Do any lines in the data below contain "Christi"? If so, copy every one of them.
** START OF SUPPLIED DATA **
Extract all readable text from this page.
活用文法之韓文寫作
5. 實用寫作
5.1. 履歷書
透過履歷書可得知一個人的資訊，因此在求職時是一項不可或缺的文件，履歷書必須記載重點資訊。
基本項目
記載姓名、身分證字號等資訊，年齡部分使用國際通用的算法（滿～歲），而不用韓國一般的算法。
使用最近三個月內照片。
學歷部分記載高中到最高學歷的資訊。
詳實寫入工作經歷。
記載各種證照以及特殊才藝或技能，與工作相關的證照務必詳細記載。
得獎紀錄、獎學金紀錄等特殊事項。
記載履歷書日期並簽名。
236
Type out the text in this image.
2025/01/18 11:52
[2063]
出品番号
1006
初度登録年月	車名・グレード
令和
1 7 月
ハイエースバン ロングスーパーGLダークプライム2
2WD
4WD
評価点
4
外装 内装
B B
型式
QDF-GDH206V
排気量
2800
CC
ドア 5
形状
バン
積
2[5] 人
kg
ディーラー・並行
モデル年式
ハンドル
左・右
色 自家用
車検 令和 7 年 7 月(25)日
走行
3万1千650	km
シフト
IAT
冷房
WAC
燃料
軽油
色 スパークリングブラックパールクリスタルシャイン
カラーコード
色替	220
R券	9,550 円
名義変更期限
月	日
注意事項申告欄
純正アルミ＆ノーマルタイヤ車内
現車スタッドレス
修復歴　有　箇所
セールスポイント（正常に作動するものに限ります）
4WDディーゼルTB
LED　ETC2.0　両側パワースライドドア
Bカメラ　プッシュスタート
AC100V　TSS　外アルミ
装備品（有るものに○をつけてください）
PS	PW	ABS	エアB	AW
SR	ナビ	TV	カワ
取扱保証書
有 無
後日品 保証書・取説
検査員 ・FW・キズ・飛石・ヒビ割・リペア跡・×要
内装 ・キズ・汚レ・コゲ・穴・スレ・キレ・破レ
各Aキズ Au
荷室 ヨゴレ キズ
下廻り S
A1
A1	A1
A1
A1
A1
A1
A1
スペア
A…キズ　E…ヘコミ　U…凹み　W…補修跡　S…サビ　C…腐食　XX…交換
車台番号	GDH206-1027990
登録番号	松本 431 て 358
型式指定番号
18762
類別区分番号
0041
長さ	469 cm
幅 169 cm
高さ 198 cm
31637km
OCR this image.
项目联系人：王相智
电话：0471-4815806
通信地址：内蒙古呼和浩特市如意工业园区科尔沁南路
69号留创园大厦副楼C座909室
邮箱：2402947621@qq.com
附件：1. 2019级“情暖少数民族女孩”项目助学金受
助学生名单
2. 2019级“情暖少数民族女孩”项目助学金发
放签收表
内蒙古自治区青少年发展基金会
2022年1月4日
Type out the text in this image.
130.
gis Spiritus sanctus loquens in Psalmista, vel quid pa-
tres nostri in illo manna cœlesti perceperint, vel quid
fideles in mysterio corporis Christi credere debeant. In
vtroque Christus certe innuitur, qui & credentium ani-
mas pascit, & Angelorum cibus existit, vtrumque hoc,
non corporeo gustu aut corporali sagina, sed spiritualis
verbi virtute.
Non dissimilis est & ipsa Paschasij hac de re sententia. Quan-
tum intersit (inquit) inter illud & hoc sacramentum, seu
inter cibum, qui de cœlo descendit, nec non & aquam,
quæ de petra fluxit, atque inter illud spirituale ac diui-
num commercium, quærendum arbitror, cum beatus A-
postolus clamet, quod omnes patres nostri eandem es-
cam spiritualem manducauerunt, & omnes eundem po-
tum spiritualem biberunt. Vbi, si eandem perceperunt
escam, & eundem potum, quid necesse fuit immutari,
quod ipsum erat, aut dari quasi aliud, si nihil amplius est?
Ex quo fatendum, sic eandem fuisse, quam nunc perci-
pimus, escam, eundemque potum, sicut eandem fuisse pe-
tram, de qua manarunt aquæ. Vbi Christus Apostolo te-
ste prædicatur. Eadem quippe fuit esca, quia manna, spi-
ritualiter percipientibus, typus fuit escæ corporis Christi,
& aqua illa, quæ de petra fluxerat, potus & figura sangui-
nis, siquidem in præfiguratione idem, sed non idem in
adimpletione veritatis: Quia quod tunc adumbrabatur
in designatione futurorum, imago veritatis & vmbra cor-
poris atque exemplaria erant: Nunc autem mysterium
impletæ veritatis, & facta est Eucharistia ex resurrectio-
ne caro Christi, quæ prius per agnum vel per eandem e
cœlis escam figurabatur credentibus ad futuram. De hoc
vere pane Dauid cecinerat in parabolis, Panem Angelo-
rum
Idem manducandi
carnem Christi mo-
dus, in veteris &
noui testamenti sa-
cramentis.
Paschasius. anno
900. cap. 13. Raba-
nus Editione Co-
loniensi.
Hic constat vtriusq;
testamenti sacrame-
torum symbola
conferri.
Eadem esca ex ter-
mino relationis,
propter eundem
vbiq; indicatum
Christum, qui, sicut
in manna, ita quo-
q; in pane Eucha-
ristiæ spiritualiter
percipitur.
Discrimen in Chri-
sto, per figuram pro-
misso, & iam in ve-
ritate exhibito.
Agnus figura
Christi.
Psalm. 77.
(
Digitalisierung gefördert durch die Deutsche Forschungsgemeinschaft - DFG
** END OF SUPPLIED DATA **
- RESPONSE TO THE EXERCISE
fideles in mysterio corporis Christi credere debeant. In
ritualiter percipientibus, typus fuit escæ corporis Christi,
ne caro Christi, quæ prius per agnum vel per eandem e
carnem Christi mo-
Christi.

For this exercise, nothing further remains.